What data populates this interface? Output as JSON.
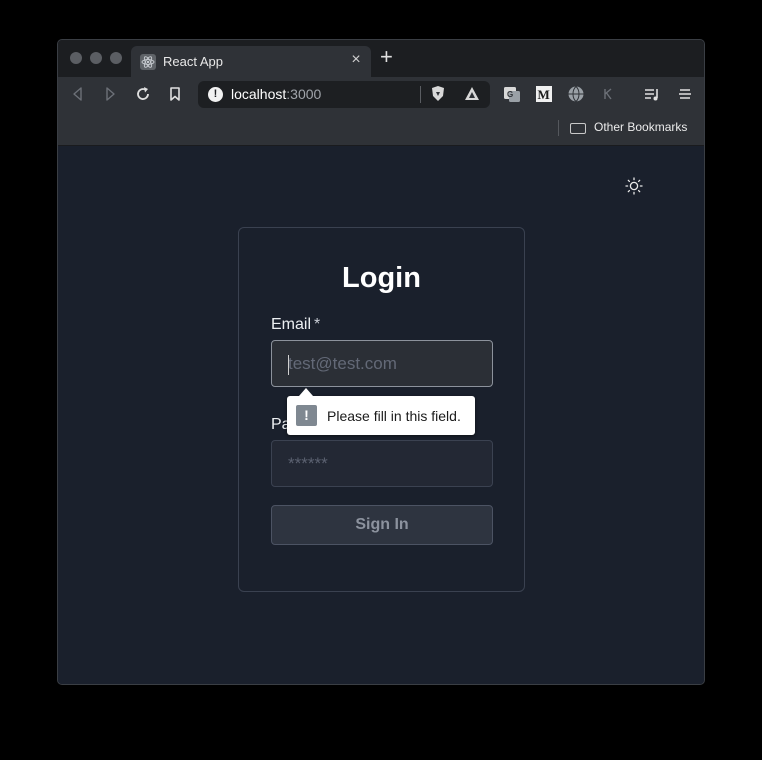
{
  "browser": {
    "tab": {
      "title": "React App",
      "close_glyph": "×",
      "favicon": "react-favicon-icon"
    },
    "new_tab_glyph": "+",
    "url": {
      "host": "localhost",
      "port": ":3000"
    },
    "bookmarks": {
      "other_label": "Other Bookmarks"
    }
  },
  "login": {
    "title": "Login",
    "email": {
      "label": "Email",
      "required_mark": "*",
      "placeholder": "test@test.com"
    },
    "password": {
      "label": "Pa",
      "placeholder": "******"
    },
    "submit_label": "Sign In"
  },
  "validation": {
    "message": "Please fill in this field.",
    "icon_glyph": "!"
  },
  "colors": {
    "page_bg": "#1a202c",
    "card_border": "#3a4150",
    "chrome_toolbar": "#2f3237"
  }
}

...

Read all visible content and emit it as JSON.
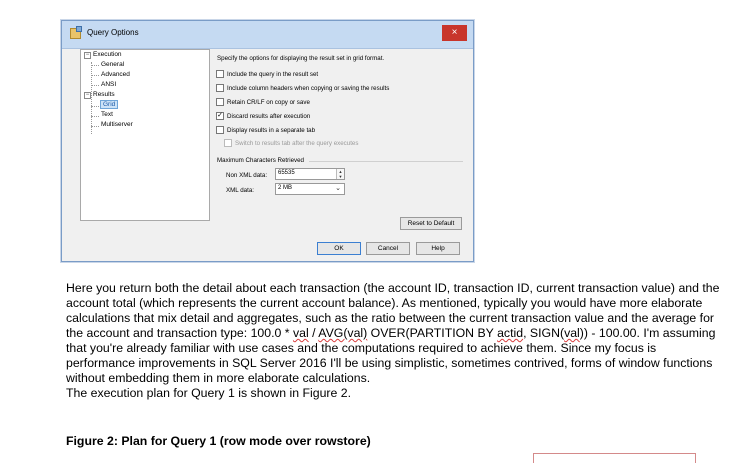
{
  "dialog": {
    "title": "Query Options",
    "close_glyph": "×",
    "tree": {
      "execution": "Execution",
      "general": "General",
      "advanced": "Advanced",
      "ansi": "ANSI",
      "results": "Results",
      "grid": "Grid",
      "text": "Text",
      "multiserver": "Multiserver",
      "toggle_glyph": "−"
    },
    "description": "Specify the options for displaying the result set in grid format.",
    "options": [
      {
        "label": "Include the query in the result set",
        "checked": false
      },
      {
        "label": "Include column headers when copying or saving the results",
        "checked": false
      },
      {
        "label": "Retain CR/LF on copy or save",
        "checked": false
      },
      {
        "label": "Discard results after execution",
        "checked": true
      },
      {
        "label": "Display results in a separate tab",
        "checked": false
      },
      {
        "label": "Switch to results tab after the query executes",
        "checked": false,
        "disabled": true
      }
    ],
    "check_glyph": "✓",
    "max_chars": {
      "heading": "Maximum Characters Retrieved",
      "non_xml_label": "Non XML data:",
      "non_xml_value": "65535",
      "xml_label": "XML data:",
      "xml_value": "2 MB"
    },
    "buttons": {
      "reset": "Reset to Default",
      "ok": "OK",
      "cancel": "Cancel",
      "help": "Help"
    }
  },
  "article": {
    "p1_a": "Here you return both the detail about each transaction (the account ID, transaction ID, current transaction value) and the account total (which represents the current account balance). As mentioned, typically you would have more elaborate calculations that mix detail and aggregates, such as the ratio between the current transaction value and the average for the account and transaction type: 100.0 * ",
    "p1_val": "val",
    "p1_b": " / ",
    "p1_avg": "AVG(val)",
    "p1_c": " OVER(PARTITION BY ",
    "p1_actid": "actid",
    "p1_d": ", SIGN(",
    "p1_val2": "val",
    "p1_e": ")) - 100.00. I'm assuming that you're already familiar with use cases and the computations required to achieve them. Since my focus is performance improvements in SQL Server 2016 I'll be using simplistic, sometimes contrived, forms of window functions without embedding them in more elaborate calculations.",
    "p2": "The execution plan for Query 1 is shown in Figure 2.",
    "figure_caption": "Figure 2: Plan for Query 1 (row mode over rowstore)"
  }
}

* * *

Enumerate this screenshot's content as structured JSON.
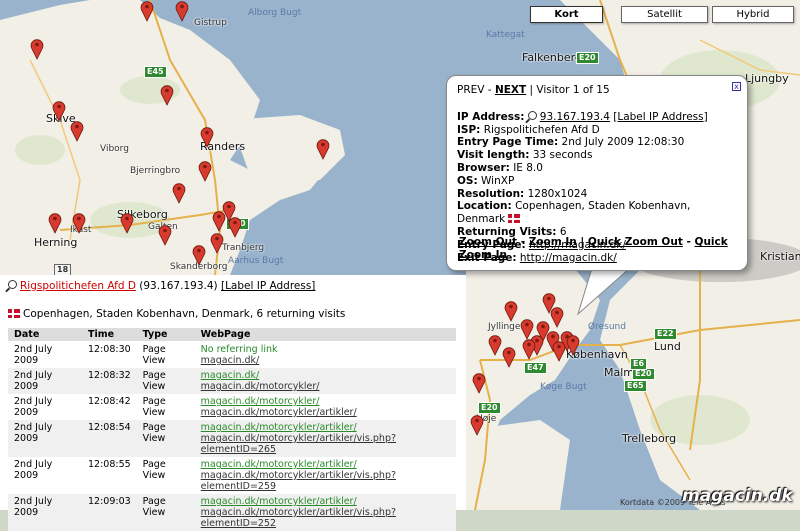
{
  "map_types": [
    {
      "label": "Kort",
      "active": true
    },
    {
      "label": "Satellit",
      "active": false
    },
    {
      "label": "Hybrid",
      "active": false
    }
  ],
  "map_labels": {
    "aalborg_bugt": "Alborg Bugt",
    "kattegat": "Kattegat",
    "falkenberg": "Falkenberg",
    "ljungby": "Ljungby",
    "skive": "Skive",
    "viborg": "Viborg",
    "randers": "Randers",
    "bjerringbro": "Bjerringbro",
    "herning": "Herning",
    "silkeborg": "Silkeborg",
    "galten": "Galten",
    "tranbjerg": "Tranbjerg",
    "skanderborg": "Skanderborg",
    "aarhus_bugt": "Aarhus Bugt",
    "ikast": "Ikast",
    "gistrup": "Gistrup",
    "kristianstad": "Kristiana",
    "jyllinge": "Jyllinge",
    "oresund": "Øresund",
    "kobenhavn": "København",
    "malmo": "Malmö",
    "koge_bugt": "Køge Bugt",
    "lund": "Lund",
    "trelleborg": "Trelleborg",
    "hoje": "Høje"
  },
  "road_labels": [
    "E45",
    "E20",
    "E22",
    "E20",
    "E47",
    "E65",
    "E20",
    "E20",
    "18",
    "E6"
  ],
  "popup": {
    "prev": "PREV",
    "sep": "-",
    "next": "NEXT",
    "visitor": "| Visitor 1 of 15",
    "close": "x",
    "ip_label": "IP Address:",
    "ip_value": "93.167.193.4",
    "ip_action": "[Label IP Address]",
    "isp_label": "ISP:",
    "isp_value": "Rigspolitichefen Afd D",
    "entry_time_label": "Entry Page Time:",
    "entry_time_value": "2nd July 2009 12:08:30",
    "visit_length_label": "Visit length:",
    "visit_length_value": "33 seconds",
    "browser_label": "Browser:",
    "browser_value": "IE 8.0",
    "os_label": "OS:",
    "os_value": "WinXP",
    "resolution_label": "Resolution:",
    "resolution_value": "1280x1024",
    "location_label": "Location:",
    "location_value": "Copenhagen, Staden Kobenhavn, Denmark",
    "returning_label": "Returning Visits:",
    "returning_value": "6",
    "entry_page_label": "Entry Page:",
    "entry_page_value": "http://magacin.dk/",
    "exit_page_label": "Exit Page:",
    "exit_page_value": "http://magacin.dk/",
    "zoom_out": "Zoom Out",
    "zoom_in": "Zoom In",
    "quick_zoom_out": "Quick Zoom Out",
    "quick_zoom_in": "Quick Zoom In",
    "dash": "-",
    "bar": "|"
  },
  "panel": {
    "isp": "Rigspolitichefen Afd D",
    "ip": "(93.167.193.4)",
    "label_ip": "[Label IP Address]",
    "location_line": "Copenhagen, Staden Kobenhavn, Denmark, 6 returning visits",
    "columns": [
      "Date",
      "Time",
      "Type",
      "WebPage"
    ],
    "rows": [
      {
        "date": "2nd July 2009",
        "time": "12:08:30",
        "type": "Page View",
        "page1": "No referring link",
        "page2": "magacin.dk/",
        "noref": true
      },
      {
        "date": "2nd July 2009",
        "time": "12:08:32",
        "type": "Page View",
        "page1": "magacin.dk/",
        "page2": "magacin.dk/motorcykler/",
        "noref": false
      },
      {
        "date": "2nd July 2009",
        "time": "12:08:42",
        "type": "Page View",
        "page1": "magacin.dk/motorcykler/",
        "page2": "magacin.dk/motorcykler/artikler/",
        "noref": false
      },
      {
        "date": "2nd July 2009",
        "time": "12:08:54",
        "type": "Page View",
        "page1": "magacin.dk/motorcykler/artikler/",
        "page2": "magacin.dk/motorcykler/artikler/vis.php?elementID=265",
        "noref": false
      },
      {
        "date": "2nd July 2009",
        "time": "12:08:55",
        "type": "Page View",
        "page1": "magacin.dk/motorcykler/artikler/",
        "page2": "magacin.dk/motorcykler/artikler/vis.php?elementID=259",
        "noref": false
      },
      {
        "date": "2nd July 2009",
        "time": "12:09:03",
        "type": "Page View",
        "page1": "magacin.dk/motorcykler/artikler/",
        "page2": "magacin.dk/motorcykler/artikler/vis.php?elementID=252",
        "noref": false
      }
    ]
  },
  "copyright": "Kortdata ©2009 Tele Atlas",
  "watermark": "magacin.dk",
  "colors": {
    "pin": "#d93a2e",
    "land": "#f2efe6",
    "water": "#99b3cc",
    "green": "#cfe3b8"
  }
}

Work to do:
Go through the material above and copy each line that has the word "elementID".

Output for this task:
        "page2": "magacin.dk/motorcykler/artikler/vis.php?elementID=265",
        "page2": "magacin.dk/motorcykler/artikler/vis.php?elementID=259",
        "page2": "magacin.dk/motorcykler/artikler/vis.php?elementID=252",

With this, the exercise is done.